DATA LISTING:
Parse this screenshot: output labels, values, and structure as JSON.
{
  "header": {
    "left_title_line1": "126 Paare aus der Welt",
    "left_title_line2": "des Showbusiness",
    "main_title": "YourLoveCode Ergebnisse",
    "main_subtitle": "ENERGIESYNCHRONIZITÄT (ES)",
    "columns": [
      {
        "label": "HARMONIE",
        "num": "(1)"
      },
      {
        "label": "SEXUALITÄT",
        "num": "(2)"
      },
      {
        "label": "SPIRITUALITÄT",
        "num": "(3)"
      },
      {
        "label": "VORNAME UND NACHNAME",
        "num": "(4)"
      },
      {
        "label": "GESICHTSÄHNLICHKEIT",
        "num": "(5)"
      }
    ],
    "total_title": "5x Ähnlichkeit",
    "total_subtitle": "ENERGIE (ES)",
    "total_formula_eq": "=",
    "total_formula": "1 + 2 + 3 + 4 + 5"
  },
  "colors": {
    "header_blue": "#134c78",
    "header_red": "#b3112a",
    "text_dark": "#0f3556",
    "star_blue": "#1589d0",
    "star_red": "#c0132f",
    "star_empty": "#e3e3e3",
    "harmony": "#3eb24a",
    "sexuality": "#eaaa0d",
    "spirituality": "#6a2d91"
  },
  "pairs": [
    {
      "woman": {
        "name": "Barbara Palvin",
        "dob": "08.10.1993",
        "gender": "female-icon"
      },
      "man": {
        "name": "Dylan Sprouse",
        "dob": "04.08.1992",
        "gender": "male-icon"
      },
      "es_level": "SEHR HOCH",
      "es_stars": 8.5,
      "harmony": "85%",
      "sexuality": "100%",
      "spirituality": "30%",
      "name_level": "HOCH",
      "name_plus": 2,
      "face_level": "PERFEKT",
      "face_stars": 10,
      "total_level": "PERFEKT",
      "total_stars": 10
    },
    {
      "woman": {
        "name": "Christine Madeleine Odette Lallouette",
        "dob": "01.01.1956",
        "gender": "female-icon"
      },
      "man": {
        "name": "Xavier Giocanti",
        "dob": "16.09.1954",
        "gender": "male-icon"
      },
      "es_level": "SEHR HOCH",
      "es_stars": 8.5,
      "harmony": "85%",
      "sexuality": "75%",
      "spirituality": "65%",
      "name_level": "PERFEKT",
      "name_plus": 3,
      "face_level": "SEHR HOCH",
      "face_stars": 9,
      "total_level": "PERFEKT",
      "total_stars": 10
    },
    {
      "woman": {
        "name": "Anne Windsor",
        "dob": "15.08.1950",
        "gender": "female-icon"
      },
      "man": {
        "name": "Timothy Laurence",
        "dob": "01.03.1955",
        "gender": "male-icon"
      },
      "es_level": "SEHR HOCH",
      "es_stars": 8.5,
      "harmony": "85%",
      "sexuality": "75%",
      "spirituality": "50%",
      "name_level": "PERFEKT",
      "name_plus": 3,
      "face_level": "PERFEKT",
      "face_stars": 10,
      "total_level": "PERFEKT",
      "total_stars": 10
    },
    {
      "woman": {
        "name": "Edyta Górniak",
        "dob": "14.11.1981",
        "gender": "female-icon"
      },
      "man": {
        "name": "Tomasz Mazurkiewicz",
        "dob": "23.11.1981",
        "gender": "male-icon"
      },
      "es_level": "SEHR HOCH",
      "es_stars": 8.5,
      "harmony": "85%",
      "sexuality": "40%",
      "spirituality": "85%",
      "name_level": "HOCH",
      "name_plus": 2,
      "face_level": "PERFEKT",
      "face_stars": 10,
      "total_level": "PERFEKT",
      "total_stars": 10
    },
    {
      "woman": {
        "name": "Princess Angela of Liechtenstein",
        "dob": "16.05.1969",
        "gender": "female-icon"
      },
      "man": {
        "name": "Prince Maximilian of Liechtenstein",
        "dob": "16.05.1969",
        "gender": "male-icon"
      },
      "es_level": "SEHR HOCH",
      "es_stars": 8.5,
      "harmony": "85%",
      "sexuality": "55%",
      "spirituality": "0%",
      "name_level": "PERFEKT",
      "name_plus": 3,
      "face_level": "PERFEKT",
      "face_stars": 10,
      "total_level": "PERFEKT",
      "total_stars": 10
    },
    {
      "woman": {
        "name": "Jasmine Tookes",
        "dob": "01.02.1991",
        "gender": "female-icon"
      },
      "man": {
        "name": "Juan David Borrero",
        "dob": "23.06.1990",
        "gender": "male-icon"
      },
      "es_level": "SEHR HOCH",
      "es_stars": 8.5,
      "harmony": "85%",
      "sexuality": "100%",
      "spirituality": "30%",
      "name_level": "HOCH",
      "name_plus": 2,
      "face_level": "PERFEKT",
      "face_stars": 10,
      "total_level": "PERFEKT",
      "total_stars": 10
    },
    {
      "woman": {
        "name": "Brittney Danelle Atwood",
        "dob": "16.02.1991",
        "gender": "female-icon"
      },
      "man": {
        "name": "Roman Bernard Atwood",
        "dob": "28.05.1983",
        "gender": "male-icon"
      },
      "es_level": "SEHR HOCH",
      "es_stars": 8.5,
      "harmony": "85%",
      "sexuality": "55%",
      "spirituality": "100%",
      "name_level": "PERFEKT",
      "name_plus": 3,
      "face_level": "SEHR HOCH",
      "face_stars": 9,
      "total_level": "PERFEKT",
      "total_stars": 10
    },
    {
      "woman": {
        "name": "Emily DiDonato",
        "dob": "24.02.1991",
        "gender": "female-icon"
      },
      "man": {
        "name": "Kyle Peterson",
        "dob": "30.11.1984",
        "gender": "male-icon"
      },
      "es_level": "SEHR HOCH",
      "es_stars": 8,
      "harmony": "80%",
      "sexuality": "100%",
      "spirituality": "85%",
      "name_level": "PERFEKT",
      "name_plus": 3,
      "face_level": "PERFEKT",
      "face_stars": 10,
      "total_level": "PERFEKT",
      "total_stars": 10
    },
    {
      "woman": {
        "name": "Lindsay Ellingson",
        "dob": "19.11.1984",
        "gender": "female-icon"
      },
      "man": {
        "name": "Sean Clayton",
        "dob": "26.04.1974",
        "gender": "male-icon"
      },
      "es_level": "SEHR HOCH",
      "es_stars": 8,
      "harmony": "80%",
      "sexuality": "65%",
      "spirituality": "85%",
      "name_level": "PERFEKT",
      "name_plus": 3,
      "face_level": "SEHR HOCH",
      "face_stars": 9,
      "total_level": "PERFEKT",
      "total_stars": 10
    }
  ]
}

SHORT TASK: Print the listing above in full, exactly as it is.

FINAL RESULT:
Parse this screenshot: output labels, values, and structure as JSON.
{
  "header": {
    "left_title_line1": "126 Paare aus der Welt",
    "left_title_line2": "des Showbusiness",
    "main_title": "YourLoveCode Ergebnisse",
    "main_subtitle": "ENERGIESYNCHRONIZITÄT (ES)",
    "columns": [
      {
        "label": "HARMONIE",
        "num": "(1)"
      },
      {
        "label": "SEXUALITÄT",
        "num": "(2)"
      },
      {
        "label": "SPIRITUALITÄT",
        "num": "(3)"
      },
      {
        "label": "VORNAME UND NACHNAME",
        "num": "(4)"
      },
      {
        "label": "GESICHTSÄHNLICHKEIT",
        "num": "(5)"
      }
    ],
    "total_title": "5x Ähnlichkeit",
    "total_subtitle": "ENERGIE (ES)",
    "total_formula_eq": "=",
    "total_formula": "1 + 2 + 3 + 4 + 5"
  },
  "colors": {
    "header_blue": "#134c78",
    "header_red": "#b3112a",
    "text_dark": "#0f3556",
    "star_blue": "#1589d0",
    "star_red": "#c0132f",
    "star_empty": "#e3e3e3",
    "harmony": "#3eb24a",
    "sexuality": "#eaaa0d",
    "spirituality": "#6a2d91"
  },
  "pairs": [
    {
      "woman": {
        "name": "Barbara Palvin",
        "dob": "08.10.1993",
        "gender": "female-icon"
      },
      "man": {
        "name": "Dylan Sprouse",
        "dob": "04.08.1992",
        "gender": "male-icon"
      },
      "es_level": "SEHR HOCH",
      "es_stars": 8.5,
      "harmony": "85%",
      "sexuality": "100%",
      "spirituality": "30%",
      "name_level": "HOCH",
      "name_plus": 2,
      "face_level": "PERFEKT",
      "face_stars": 10,
      "total_level": "PERFEKT",
      "total_stars": 10
    },
    {
      "woman": {
        "name": "Christine Madeleine Odette Lallouette",
        "dob": "01.01.1956",
        "gender": "female-icon"
      },
      "man": {
        "name": "Xavier Giocanti",
        "dob": "16.09.1954",
        "gender": "male-icon"
      },
      "es_level": "SEHR HOCH",
      "es_stars": 8.5,
      "harmony": "85%",
      "sexuality": "75%",
      "spirituality": "65%",
      "name_level": "PERFEKT",
      "name_plus": 3,
      "face_level": "SEHR HOCH",
      "face_stars": 9,
      "total_level": "PERFEKT",
      "total_stars": 10
    },
    {
      "woman": {
        "name": "Anne Windsor",
        "dob": "15.08.1950",
        "gender": "female-icon"
      },
      "man": {
        "name": "Timothy Laurence",
        "dob": "01.03.1955",
        "gender": "male-icon"
      },
      "es_level": "SEHR HOCH",
      "es_stars": 8.5,
      "harmony": "85%",
      "sexuality": "75%",
      "spirituality": "50%",
      "name_level": "PERFEKT",
      "name_plus": 3,
      "face_level": "PERFEKT",
      "face_stars": 10,
      "total_level": "PERFEKT",
      "total_stars": 10
    },
    {
      "woman": {
        "name": "Edyta Górniak",
        "dob": "14.11.1981",
        "gender": "female-icon"
      },
      "man": {
        "name": "Tomasz Mazurkiewicz",
        "dob": "23.11.1981",
        "gender": "male-icon"
      },
      "es_level": "SEHR HOCH",
      "es_stars": 8.5,
      "harmony": "85%",
      "sexuality": "40%",
      "spirituality": "85%",
      "name_level": "HOCH",
      "name_plus": 2,
      "face_level": "PERFEKT",
      "face_stars": 10,
      "total_level": "PERFEKT",
      "total_stars": 10
    },
    {
      "woman": {
        "name": "Princess Angela of Liechtenstein",
        "dob": "16.05.1969",
        "gender": "female-icon"
      },
      "man": {
        "name": "Prince Maximilian of Liechtenstein",
        "dob": "16.05.1969",
        "gender": "male-icon"
      },
      "es_level": "SEHR HOCH",
      "es_stars": 8.5,
      "harmony": "85%",
      "sexuality": "55%",
      "spirituality": "0%",
      "name_level": "PERFEKT",
      "name_plus": 3,
      "face_level": "PERFEKT",
      "face_stars": 10,
      "total_level": "PERFEKT",
      "total_stars": 10
    },
    {
      "woman": {
        "name": "Jasmine Tookes",
        "dob": "01.02.1991",
        "gender": "female-icon"
      },
      "man": {
        "name": "Juan David Borrero",
        "dob": "23.06.1990",
        "gender": "male-icon"
      },
      "es_level": "SEHR HOCH",
      "es_stars": 8.5,
      "harmony": "85%",
      "sexuality": "100%",
      "spirituality": "30%",
      "name_level": "HOCH",
      "name_plus": 2,
      "face_level": "PERFEKT",
      "face_stars": 10,
      "total_level": "PERFEKT",
      "total_stars": 10
    },
    {
      "woman": {
        "name": "Brittney Danelle Atwood",
        "dob": "16.02.1991",
        "gender": "female-icon"
      },
      "man": {
        "name": "Roman Bernard Atwood",
        "dob": "28.05.1983",
        "gender": "male-icon"
      },
      "es_level": "SEHR HOCH",
      "es_stars": 8.5,
      "harmony": "85%",
      "sexuality": "55%",
      "spirituality": "100%",
      "name_level": "PERFEKT",
      "name_plus": 3,
      "face_level": "SEHR HOCH",
      "face_stars": 9,
      "total_level": "PERFEKT",
      "total_stars": 10
    },
    {
      "woman": {
        "name": "Emily DiDonato",
        "dob": "24.02.1991",
        "gender": "female-icon"
      },
      "man": {
        "name": "Kyle Peterson",
        "dob": "30.11.1984",
        "gender": "male-icon"
      },
      "es_level": "SEHR HOCH",
      "es_stars": 8,
      "harmony": "80%",
      "sexuality": "100%",
      "spirituality": "85%",
      "name_level": "PERFEKT",
      "name_plus": 3,
      "face_level": "PERFEKT",
      "face_stars": 10,
      "total_level": "PERFEKT",
      "total_stars": 10
    },
    {
      "woman": {
        "name": "Lindsay Ellingson",
        "dob": "19.11.1984",
        "gender": "female-icon"
      },
      "man": {
        "name": "Sean Clayton",
        "dob": "26.04.1974",
        "gender": "male-icon"
      },
      "es_level": "SEHR HOCH",
      "es_stars": 8,
      "harmony": "80%",
      "sexuality": "65%",
      "spirituality": "85%",
      "name_level": "PERFEKT",
      "name_plus": 3,
      "face_level": "SEHR HOCH",
      "face_stars": 9,
      "total_level": "PERFEKT",
      "total_stars": 10
    }
  ]
}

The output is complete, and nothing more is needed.